Task brief – Go over the entries below line by line, copying each one that contains the word "screenshot".

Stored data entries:
○ ○ ○ ○ ○ ○ ○
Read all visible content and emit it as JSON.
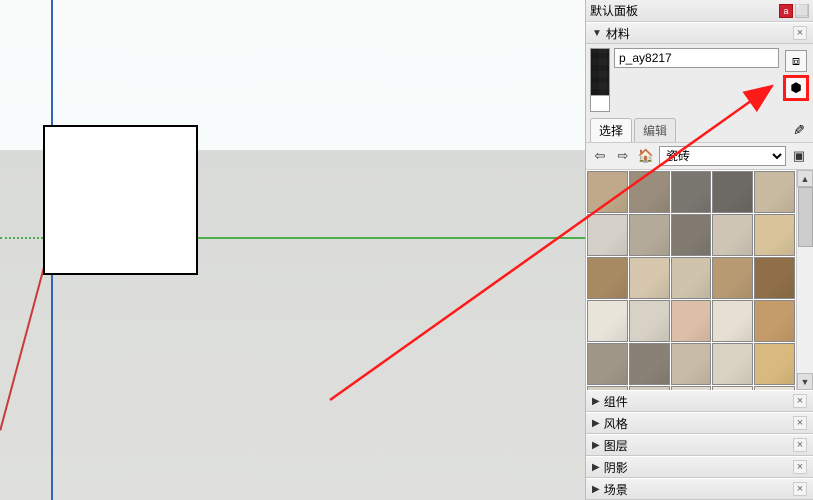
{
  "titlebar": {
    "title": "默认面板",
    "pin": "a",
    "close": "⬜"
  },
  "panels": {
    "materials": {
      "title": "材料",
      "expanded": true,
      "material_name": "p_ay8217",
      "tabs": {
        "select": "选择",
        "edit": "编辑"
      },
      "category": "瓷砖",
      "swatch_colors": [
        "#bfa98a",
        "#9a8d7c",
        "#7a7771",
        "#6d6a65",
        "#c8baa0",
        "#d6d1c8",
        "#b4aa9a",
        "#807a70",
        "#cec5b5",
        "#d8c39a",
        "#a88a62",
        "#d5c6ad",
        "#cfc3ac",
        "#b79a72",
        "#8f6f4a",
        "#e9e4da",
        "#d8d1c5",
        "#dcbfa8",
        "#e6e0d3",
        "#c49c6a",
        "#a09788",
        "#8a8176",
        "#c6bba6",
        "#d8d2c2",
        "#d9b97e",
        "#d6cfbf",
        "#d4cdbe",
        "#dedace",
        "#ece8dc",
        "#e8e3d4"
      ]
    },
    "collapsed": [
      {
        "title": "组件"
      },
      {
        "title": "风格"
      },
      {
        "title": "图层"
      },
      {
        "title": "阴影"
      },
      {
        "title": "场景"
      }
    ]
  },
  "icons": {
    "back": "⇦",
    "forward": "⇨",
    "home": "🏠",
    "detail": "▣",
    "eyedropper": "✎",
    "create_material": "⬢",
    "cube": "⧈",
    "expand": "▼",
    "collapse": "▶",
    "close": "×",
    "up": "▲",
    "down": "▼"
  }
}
○ ○ ○ ○ ○ ○ ○
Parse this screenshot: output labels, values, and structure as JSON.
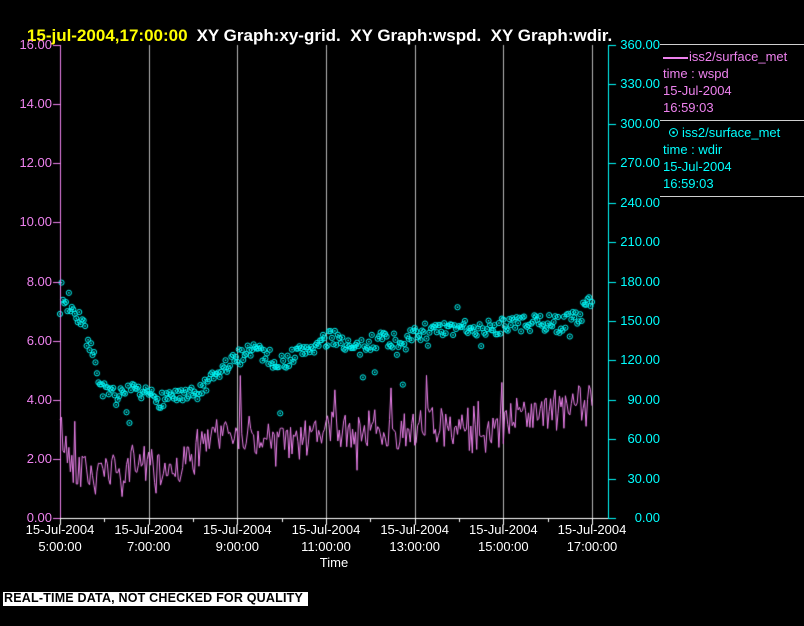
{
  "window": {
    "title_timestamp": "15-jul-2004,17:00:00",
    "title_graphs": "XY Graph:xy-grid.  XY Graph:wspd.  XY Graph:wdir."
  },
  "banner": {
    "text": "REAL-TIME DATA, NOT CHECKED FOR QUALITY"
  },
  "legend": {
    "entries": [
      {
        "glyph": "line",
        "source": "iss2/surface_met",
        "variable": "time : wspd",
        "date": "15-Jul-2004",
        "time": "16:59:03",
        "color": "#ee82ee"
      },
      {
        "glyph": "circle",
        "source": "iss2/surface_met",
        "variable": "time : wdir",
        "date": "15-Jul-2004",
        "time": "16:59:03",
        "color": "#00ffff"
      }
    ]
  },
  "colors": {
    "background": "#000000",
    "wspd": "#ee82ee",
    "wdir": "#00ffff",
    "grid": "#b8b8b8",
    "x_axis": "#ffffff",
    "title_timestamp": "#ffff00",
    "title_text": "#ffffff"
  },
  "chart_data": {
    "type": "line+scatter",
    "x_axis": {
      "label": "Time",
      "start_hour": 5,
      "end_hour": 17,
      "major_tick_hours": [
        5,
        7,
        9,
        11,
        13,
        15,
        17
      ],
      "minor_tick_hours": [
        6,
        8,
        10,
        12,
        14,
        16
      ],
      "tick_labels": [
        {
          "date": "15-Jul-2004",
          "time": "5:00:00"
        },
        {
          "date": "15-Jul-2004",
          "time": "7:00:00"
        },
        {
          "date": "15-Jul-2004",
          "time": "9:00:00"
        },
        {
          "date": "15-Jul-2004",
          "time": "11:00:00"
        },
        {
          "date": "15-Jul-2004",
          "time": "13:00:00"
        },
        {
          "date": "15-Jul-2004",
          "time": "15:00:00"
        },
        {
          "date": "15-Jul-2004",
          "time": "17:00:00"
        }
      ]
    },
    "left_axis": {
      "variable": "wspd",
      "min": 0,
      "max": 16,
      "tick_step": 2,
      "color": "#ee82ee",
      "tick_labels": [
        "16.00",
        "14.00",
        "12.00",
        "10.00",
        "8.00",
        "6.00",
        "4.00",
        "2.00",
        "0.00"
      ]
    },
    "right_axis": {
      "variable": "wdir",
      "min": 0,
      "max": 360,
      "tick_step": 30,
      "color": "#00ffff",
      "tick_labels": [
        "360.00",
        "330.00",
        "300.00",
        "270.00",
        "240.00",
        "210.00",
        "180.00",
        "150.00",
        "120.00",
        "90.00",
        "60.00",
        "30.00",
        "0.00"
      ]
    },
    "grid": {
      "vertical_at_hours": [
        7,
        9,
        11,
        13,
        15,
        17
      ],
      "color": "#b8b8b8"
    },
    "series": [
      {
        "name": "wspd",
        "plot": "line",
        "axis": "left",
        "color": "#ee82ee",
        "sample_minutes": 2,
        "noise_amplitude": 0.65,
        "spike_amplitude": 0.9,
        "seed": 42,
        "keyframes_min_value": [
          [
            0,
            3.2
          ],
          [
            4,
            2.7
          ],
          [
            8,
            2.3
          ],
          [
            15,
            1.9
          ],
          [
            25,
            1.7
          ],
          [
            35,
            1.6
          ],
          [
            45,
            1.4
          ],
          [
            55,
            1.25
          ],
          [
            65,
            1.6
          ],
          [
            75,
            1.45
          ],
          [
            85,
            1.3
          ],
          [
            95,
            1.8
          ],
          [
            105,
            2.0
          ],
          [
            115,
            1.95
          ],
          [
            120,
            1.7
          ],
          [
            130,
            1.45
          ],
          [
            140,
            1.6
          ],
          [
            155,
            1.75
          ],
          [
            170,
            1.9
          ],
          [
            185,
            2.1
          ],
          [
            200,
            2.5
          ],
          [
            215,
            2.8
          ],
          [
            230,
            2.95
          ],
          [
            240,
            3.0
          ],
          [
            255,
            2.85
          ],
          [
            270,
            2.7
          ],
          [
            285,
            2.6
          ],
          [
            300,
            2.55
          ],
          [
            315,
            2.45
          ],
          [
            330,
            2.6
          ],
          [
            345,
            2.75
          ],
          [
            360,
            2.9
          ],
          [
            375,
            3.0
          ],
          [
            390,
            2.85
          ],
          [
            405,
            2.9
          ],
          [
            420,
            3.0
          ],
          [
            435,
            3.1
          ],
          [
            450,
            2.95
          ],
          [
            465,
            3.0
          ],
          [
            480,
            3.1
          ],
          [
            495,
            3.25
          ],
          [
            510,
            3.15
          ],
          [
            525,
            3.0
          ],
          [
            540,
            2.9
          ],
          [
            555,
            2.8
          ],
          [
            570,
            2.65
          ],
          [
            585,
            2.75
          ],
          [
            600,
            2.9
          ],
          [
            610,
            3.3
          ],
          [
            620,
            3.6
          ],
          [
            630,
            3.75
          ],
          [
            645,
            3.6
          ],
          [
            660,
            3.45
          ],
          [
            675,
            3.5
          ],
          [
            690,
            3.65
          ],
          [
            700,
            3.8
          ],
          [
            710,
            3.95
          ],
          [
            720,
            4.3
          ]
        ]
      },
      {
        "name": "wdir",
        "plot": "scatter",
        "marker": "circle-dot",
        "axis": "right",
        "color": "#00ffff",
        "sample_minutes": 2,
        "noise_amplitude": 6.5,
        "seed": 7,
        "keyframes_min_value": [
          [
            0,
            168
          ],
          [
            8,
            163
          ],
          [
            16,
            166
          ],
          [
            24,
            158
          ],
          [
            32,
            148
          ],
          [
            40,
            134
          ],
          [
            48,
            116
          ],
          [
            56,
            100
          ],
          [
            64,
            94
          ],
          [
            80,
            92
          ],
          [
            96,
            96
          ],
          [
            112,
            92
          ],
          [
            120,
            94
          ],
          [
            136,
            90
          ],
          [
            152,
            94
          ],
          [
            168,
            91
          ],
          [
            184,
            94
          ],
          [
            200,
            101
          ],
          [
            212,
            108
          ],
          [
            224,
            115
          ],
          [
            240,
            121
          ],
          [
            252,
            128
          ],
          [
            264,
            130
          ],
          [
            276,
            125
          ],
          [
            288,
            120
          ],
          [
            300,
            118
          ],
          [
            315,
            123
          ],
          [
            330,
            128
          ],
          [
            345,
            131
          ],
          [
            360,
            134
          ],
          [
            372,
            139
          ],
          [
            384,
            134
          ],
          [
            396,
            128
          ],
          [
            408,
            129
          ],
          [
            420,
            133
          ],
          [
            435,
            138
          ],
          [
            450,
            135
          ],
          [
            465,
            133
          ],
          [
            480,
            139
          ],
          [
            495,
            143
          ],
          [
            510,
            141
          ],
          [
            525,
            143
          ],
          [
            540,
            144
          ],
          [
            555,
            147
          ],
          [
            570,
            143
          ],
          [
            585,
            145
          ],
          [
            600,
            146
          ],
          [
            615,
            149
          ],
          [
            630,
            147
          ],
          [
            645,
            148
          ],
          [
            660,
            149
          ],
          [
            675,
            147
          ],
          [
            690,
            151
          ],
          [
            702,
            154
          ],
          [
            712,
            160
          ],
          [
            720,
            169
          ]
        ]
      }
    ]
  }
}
○ ○ ○ ○ ○ ○ ○
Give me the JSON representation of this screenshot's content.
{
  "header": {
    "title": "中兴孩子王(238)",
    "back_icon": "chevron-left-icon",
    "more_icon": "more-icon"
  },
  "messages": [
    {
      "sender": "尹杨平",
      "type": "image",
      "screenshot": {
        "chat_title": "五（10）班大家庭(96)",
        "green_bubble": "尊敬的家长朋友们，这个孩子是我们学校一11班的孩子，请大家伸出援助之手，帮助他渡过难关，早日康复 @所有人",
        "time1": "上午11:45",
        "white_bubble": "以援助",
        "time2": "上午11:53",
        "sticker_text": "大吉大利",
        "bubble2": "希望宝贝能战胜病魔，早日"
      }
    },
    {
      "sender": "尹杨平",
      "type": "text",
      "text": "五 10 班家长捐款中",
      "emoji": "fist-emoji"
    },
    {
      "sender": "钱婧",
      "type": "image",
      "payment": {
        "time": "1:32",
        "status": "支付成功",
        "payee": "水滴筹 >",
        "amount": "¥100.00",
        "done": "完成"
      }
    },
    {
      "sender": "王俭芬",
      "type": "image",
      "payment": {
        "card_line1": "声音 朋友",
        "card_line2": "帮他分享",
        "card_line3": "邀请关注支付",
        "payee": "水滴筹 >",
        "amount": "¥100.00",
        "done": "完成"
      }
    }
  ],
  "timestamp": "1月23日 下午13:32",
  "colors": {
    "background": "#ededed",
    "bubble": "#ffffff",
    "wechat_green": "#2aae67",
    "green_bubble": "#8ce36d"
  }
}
○ ○ ○ ○ ○ ○ ○
Output for this exercise –
Parse this screenshot: output labels, values, and structure as JSON.
Give me the JSON representation of this screenshot's content.
      "screenshot": {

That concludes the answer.